Task to complete: All of the data that follows should be retyped exactly, please, except the pictures.

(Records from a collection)
──────────
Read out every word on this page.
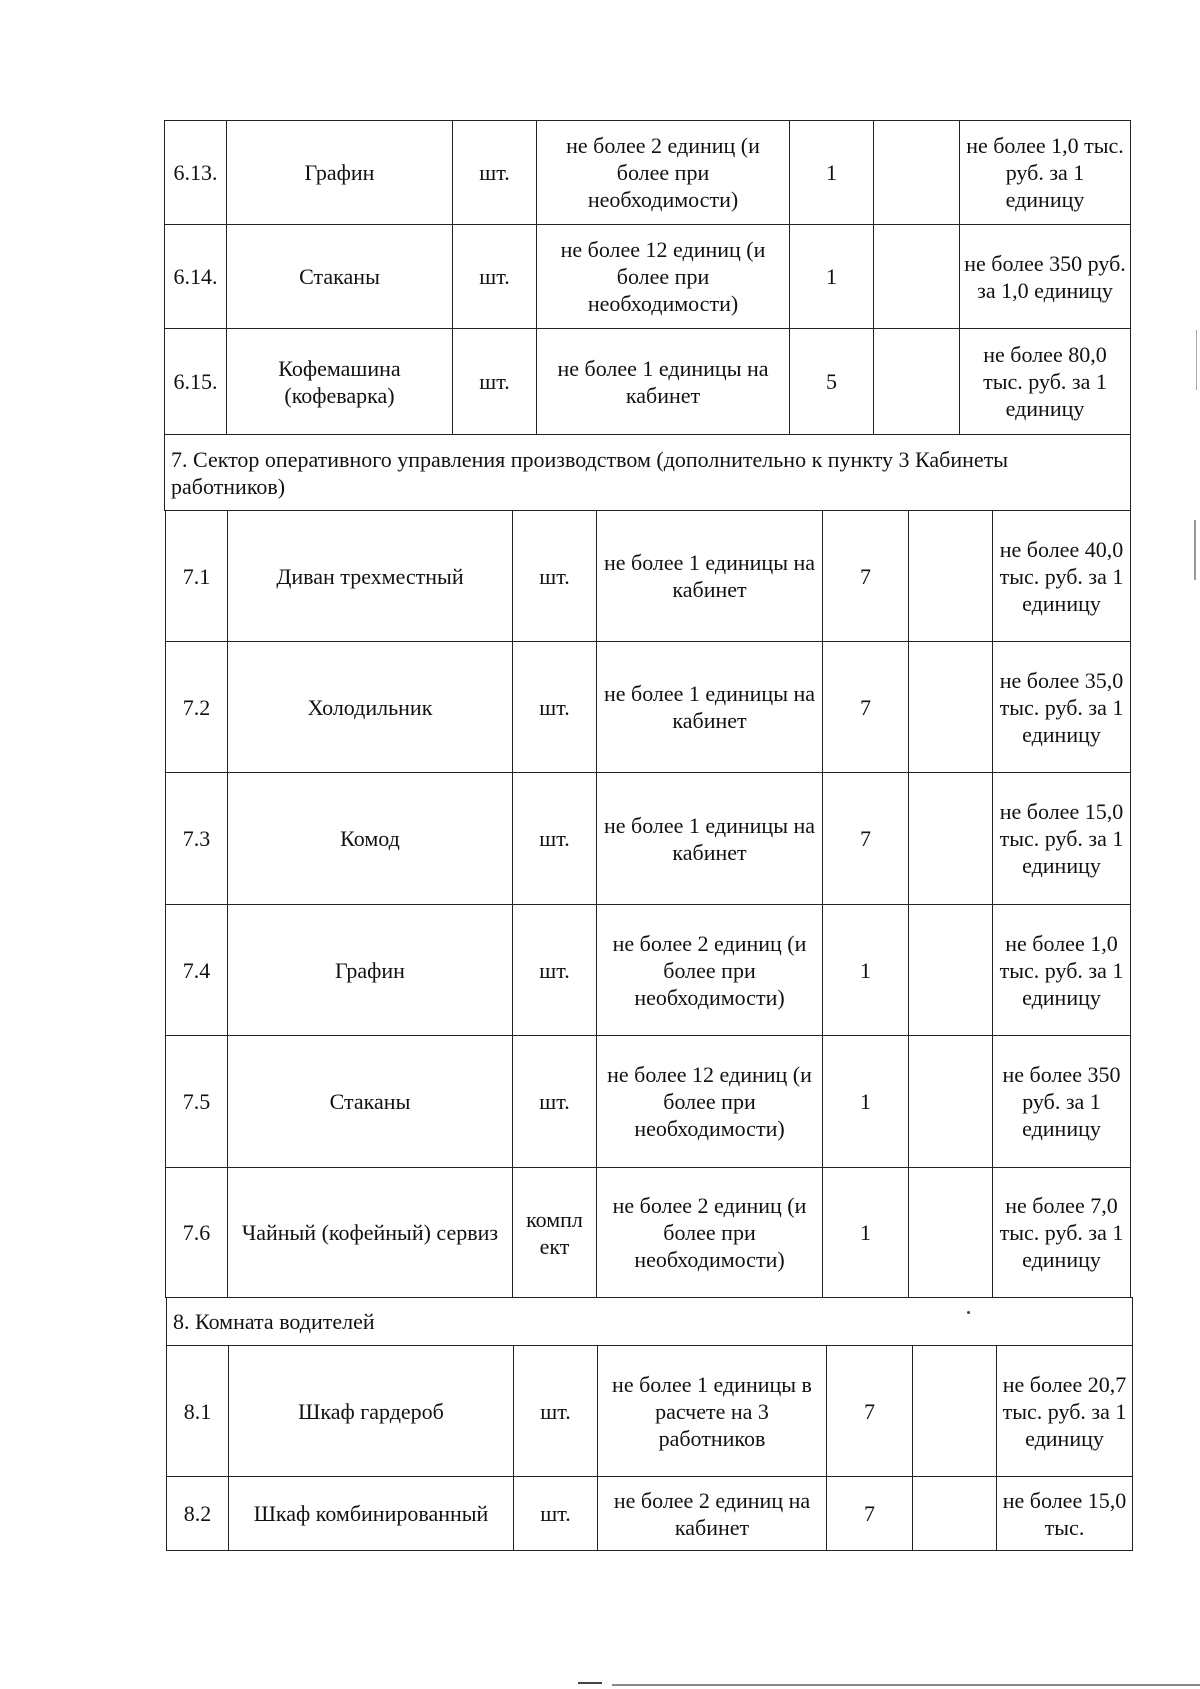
6.13.	Графин	шт.	не более 2 единиц (и более при необходимости)	1		не более 1,0 тыс. руб. за 1 единицу
6.14.	Стаканы	шт.	не более 12 единиц (и более при необходимости)	1		не более 350 руб. за 1,0 единицу
6.15.	Кофемашина (кофеварка)	шт.	не более 1 единицы на кабинет	5		не более 80,0 тыс. руб. за 1 единицу
7. Сектор оперативного управления производством (дополнительно к пункту 3 Кабинеты работников)
7.1	Диван трехместный	шт.	не более 1 единицы на кабинет	7		не более 40,0 тыс. руб. за 1 единицу
7.2	Холодильник	шт.	не более 1 единицы на кабинет	7		не более 35,0 тыс. руб. за 1 единицу
7.3	Комод	шт.	не более 1 единицы на кабинет	7		не более 15,0 тыс. руб. за 1 единицу
7.4	Графин	шт.	не более 2 единиц (и более при необходимости)	1		не более 1,0 тыс. руб. за 1 единицу
7.5	Стаканы	шт.	не более 12 единиц (и более при необходимости)	1		не более 350 руб. за 1 единицу
7.6	Чайный (кофейный) сервиз	компл ект	не более 2 единиц (и более при необходимости)	1		не более 7,0 тыс. руб. за 1 единицу
8. Комната водителей
8.1	Шкаф гардероб	шт.	не более 1 единицы в расчете на 3 работников	7		не более 20,7 тыс. руб. за 1 единицу
8.2	Шкаф комбинированный	шт.	не более 2 единиц на кабинет	7		не более 15,0 тыс.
──────────
Solution to this exercise:
Read out every word on this page.
6.13.	Графин	шт.	не более 2 единиц (и более при необходимости)	1		не более 1,0 тыс. руб. за 1 единицу
6.14.	Стаканы	шт.	не более 12 единиц (и более при необходимости)	1		не более 350 руб. за 1,0 единицу
6.15.	Кофемашина (кофеварка)	шт.	не более 1 единицы на кабинет	5		не более 80,0 тыс. руб. за 1 единицу
7. Сектор оперативного управления производством (дополнительно к пункту 3 Кабинеты работников)
7.1	Диван трехместный	шт.	не более 1 единицы на кабинет	7		не более 40,0 тыс. руб. за 1 единицу
7.2	Холодильник	шт.	не более 1 единицы на кабинет	7		не более 35,0 тыс. руб. за 1 единицу
7.3	Комод	шт.	не более 1 единицы на кабинет	7		не более 15,0 тыс. руб. за 1 единицу
7.4	Графин	шт.	не более 2 единиц (и более при необходимости)	1		не более 1,0 тыс. руб. за 1 единицу
7.5	Стаканы	шт.	не более 12 единиц (и более при необходимости)	1		не более 350 руб. за 1 единицу
7.6	Чайный (кофейный) сервиз	компл ект	не более 2 единиц (и более при необходимости)	1		не более 7,0 тыс. руб. за 1 единицу
8. Комната водителей
8.1	Шкаф гардероб	шт.	не более 1 единицы в расчете на 3 работников	7		не более 20,7 тыс. руб. за 1 единицу
8.2	Шкаф комбинированный	шт.	не более 2 единиц на кабинет	7		не более 15,0 тыс.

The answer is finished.